Task prompt:
Extract each record and reproduce it exactly.

Extracted material:
_ _ _ _ _

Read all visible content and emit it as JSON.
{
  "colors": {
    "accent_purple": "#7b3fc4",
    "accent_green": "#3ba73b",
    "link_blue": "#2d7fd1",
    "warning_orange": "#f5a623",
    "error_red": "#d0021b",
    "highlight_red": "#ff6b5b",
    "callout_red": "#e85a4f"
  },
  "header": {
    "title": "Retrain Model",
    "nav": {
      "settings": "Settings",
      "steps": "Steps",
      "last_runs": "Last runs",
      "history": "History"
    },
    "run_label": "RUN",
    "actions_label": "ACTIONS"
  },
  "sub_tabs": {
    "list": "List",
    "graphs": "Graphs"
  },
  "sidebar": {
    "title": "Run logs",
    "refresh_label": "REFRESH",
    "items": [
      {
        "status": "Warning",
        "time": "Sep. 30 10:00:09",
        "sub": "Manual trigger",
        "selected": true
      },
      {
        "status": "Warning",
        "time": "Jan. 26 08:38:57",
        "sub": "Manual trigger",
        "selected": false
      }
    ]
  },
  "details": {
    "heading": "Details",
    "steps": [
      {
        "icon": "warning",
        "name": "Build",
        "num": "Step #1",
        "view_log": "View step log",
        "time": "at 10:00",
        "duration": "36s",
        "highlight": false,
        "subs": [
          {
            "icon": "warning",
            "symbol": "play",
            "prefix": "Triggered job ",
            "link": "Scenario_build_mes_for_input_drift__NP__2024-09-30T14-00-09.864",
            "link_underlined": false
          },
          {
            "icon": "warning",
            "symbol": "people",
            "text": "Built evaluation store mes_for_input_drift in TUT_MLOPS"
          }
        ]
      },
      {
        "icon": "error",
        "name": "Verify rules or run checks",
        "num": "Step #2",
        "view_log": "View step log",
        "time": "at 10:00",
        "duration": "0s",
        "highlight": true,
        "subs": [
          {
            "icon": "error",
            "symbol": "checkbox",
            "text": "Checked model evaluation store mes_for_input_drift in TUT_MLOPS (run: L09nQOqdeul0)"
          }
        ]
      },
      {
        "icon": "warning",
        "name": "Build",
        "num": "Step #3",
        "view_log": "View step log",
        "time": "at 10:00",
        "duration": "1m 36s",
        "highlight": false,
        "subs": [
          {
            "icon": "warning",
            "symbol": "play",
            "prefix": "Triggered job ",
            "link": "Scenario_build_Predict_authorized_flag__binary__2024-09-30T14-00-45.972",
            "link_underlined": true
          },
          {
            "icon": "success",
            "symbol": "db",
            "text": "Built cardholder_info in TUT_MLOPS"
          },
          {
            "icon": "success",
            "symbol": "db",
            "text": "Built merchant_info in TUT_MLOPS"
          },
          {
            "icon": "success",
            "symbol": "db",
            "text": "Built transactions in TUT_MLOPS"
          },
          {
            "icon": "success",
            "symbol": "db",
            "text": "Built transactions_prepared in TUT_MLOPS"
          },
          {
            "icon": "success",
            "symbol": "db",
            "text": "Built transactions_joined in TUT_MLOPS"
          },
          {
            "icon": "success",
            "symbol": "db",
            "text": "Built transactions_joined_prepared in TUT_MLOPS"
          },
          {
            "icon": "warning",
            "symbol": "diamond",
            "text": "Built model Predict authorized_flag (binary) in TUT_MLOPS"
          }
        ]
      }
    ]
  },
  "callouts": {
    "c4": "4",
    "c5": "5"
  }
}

_ _ _ _ _

Task output:
Read all visible content and emit it as JSON.
{
  "colors": {
    "accent_purple": "#7b3fc4",
    "accent_green": "#3ba73b",
    "link_blue": "#2d7fd1",
    "warning_orange": "#f5a623",
    "error_red": "#d0021b",
    "highlight_red": "#ff6b5b",
    "callout_red": "#e85a4f"
  },
  "header": {
    "title": "Retrain Model",
    "nav": {
      "settings": "Settings",
      "steps": "Steps",
      "last_runs": "Last runs",
      "history": "History"
    },
    "run_label": "RUN",
    "actions_label": "ACTIONS"
  },
  "sub_tabs": {
    "list": "List",
    "graphs": "Graphs"
  },
  "sidebar": {
    "title": "Run logs",
    "refresh_label": "REFRESH",
    "items": [
      {
        "status": "Warning",
        "time": "Sep. 30 10:00:09",
        "sub": "Manual trigger",
        "selected": true
      },
      {
        "status": "Warning",
        "time": "Jan. 26 08:38:57",
        "sub": "Manual trigger",
        "selected": false
      }
    ]
  },
  "details": {
    "heading": "Details",
    "steps": [
      {
        "icon": "warning",
        "name": "Build",
        "num": "Step #1",
        "view_log": "View step log",
        "time": "at 10:00",
        "duration": "36s",
        "highlight": false,
        "subs": [
          {
            "icon": "warning",
            "symbol": "play",
            "prefix": "Triggered job ",
            "link": "Scenario_build_mes_for_input_drift__NP__2024-09-30T14-00-09.864",
            "link_underlined": false
          },
          {
            "icon": "warning",
            "symbol": "people",
            "text": "Built evaluation store mes_for_input_drift in TUT_MLOPS"
          }
        ]
      },
      {
        "icon": "error",
        "name": "Verify rules or run checks",
        "num": "Step #2",
        "view_log": "View step log",
        "time": "at 10:00",
        "duration": "0s",
        "highlight": true,
        "subs": [
          {
            "icon": "error",
            "symbol": "checkbox",
            "text": "Checked model evaluation store mes_for_input_drift in TUT_MLOPS (run: L09nQOqdeul0)"
          }
        ]
      },
      {
        "icon": "warning",
        "name": "Build",
        "num": "Step #3",
        "view_log": "View step log",
        "time": "at 10:00",
        "duration": "1m 36s",
        "highlight": false,
        "subs": [
          {
            "icon": "warning",
            "symbol": "play",
            "prefix": "Triggered job ",
            "link": "Scenario_build_Predict_authorized_flag__binary__2024-09-30T14-00-45.972",
            "link_underlined": true
          },
          {
            "icon": "success",
            "symbol": "db",
            "text": "Built cardholder_info in TUT_MLOPS"
          },
          {
            "icon": "success",
            "symbol": "db",
            "text": "Built merchant_info in TUT_MLOPS"
          },
          {
            "icon": "success",
            "symbol": "db",
            "text": "Built transactions in TUT_MLOPS"
          },
          {
            "icon": "success",
            "symbol": "db",
            "text": "Built transactions_prepared in TUT_MLOPS"
          },
          {
            "icon": "success",
            "symbol": "db",
            "text": "Built transactions_joined in TUT_MLOPS"
          },
          {
            "icon": "success",
            "symbol": "db",
            "text": "Built transactions_joined_prepared in TUT_MLOPS"
          },
          {
            "icon": "warning",
            "symbol": "diamond",
            "text": "Built model Predict authorized_flag (binary) in TUT_MLOPS"
          }
        ]
      }
    ]
  },
  "callouts": {
    "c4": "4",
    "c5": "5"
  }
}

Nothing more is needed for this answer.